▶ **Directions**
Produce an exact copy of all the records.

▶ **Extracted data**
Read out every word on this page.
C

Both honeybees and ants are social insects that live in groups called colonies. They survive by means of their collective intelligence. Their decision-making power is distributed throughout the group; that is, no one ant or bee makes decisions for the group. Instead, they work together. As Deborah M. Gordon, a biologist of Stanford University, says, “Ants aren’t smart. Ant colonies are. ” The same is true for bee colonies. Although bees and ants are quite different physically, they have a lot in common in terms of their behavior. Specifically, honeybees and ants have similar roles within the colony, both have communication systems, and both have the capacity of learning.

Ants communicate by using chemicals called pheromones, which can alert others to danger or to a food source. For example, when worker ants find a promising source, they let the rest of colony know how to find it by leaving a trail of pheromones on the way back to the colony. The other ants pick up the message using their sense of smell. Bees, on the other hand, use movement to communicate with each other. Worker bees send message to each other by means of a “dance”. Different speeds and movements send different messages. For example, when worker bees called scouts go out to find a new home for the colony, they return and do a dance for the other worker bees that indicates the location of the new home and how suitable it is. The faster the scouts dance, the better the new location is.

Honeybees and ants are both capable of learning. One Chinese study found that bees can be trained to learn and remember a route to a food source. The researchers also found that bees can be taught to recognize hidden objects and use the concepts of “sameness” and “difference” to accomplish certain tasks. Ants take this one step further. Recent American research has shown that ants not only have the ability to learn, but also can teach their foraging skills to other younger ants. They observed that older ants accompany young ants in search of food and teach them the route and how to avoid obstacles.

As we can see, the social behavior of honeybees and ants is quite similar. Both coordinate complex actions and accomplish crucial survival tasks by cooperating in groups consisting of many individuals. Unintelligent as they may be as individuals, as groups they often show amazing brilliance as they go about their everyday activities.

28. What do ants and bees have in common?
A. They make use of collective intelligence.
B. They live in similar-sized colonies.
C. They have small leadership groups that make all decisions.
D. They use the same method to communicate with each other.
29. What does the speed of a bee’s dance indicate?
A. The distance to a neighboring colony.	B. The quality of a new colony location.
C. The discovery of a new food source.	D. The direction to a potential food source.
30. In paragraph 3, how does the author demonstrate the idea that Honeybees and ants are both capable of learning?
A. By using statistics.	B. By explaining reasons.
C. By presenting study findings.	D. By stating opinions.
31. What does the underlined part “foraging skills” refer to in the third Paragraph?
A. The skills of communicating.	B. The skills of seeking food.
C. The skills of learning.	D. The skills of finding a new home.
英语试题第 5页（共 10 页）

▶ **Solution to the problem**
Read out every word on this page.
C

Both honeybees and ants are social insects that live in groups called colonies. They survive by means of their collective intelligence. Their decision-making power is distributed throughout the group; that is, no one ant or bee makes decisions for the group. Instead, they work together. As Deborah M. Gordon, a biologist of Stanford University, says, “Ants aren’t smart. Ant colonies are. ” The same is true for bee colonies. Although bees and ants are quite different physically, they have a lot in common in terms of their behavior. Specifically, honeybees and ants have similar roles within the colony, both have communication systems, and both have the capacity of learning.

Ants communicate by using chemicals called pheromones, which can alert others to danger or to a food source. For example, when worker ants find a promising source, they let the rest of colony know how to find it by leaving a trail of pheromones on the way back to the colony. The other ants pick up the message using their sense of smell. Bees, on the other hand, use movement to communicate with each other. Worker bees send message to each other by means of a “dance”. Different speeds and movements send different messages. For example, when worker bees called scouts go out to find a new home for the colony, they return and do a dance for the other worker bees that indicates the location of the new home and how suitable it is. The faster the scouts dance, the better the new location is.

Honeybees and ants are both capable of learning. One Chinese study found that bees can be trained to learn and remember a route to a food source. The researchers also found that bees can be taught to recognize hidden objects and use the concepts of “sameness” and “difference” to accomplish certain tasks. Ants take this one step further. Recent American research has shown that ants not only have the ability to learn, but also can teach their foraging skills to other younger ants. They observed that older ants accompany young ants in search of food and teach them the route and how to avoid obstacles.

As we can see, the social behavior of honeybees and ants is quite similar. Both coordinate complex actions and accomplish crucial survival tasks by cooperating in groups consisting of many individuals. Unintelligent as they may be as individuals, as groups they often show amazing brilliance as they go about their everyday activities.

28. What do ants and bees have in common?
A. They make use of collective intelligence.
B. They live in similar-sized colonies.
C. They have small leadership groups that make all decisions.
D. They use the same method to communicate with each other.
29. What does the speed of a bee’s dance indicate?
A. The distance to a neighboring colony.	B. The quality of a new colony location.
C. The discovery of a new food source.	D. The direction to a potential food source.
30. In paragraph 3, how does the author demonstrate the idea that Honeybees and ants are both capable of learning?
A. By using statistics.	B. By explaining reasons.
C. By presenting study findings.	D. By stating opinions.
31. What does the underlined part “foraging skills” refer to in the third Paragraph?
A. The skills of communicating.	B. The skills of seeking food.
C. The skills of learning.	D. The skills of finding a new home.
英语试题第 5页（共 10 页）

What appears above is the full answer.